-- Start Records --

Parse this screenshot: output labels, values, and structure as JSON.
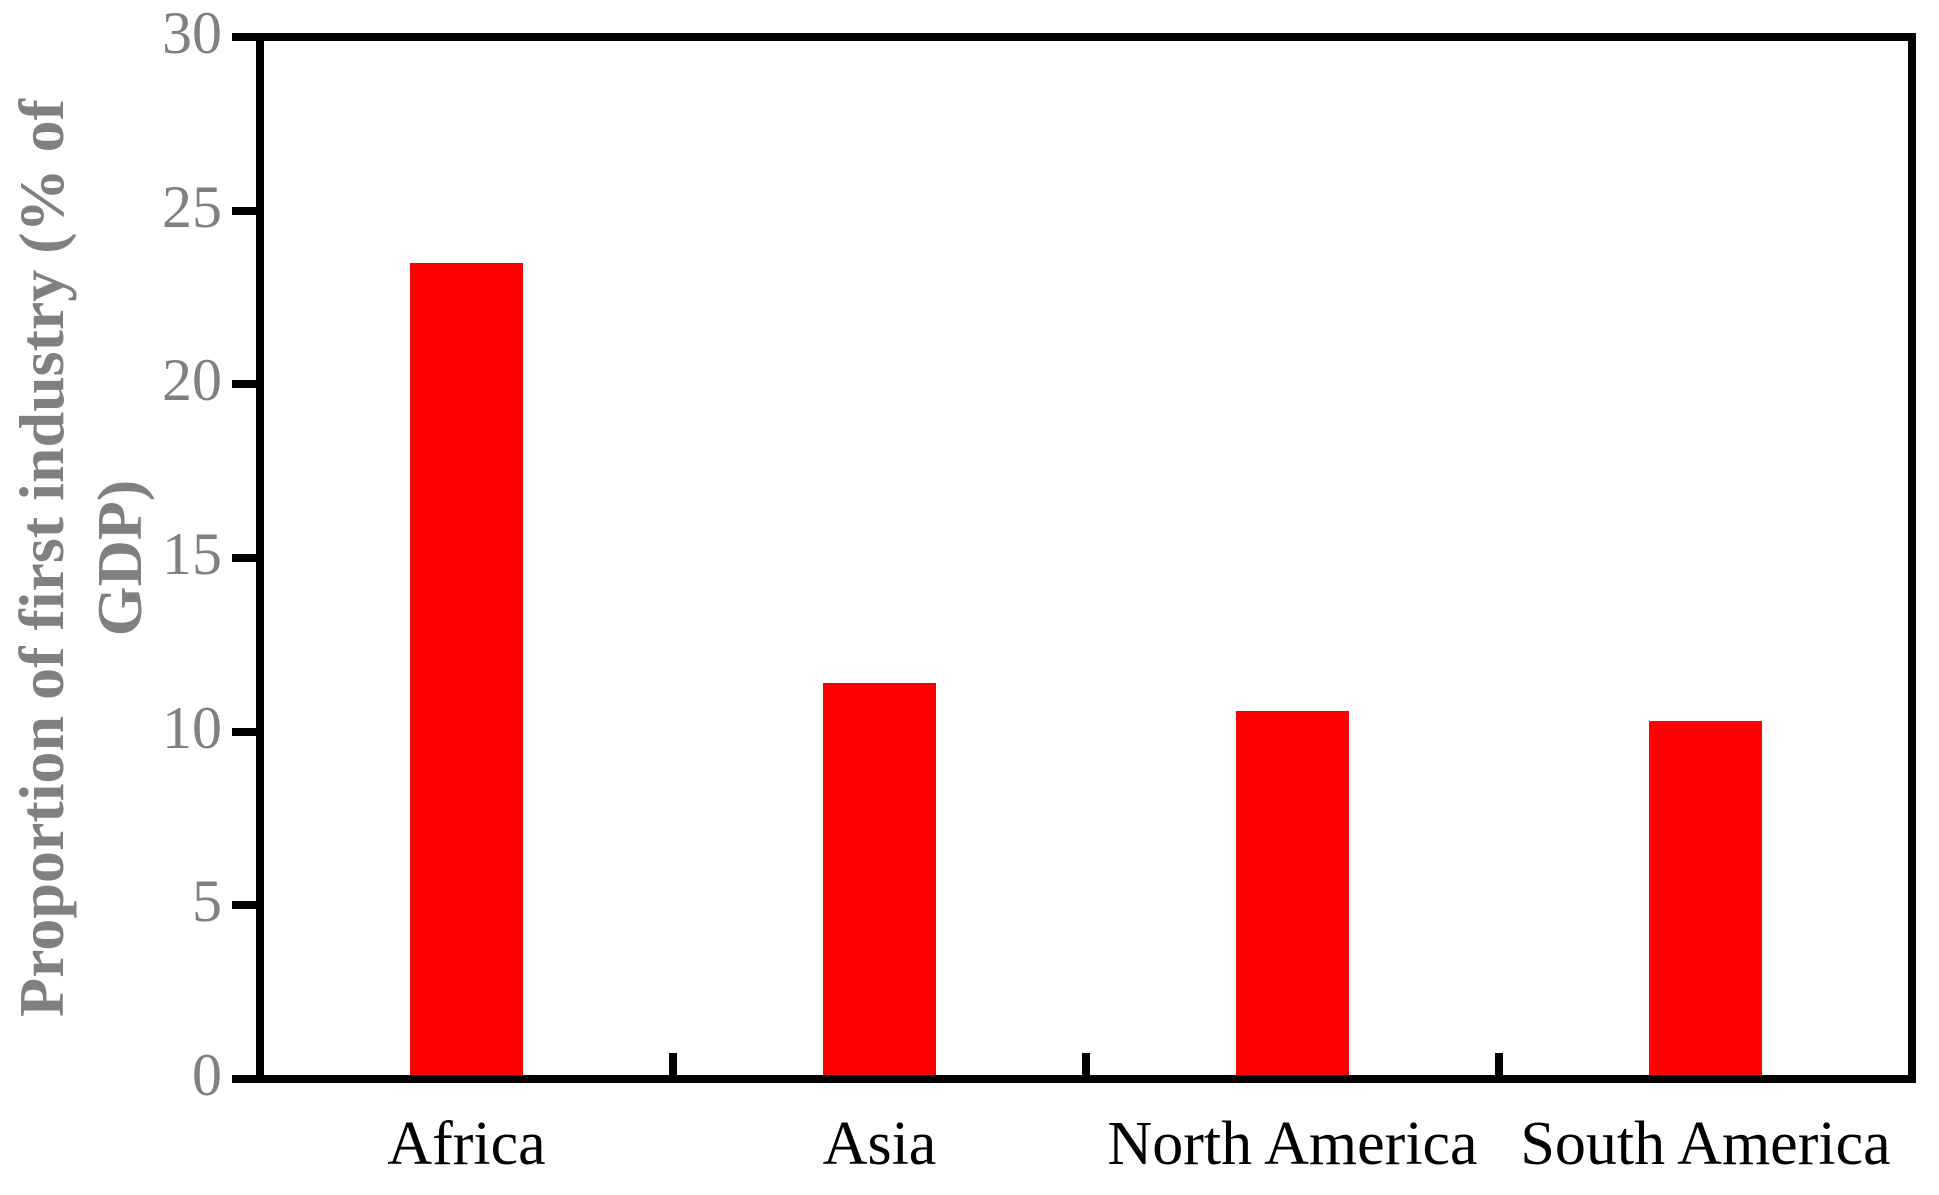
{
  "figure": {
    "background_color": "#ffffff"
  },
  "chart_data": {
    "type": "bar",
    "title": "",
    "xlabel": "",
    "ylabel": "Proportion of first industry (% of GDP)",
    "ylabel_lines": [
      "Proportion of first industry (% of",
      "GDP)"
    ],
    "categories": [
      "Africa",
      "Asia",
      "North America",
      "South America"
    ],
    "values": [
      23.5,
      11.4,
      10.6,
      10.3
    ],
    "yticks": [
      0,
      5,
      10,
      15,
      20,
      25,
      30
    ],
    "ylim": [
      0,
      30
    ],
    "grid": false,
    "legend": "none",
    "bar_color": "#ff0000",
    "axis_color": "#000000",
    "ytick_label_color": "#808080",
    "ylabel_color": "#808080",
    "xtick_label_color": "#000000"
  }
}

-- End Records --

What the task asks
Strip out the pictures and quote the remaining data word for word.

Finished answer
Parse this screenshot: output labels, values, and structure as JSON.
{
  "figure": {
    "background_color": "#ffffff"
  },
  "chart_data": {
    "type": "bar",
    "title": "",
    "xlabel": "",
    "ylabel": "Proportion of first industry (% of GDP)",
    "ylabel_lines": [
      "Proportion of first industry (% of",
      "GDP)"
    ],
    "categories": [
      "Africa",
      "Asia",
      "North America",
      "South America"
    ],
    "values": [
      23.5,
      11.4,
      10.6,
      10.3
    ],
    "yticks": [
      0,
      5,
      10,
      15,
      20,
      25,
      30
    ],
    "ylim": [
      0,
      30
    ],
    "grid": false,
    "legend": "none",
    "bar_color": "#ff0000",
    "axis_color": "#000000",
    "ytick_label_color": "#808080",
    "ylabel_color": "#808080",
    "xtick_label_color": "#000000"
  }
}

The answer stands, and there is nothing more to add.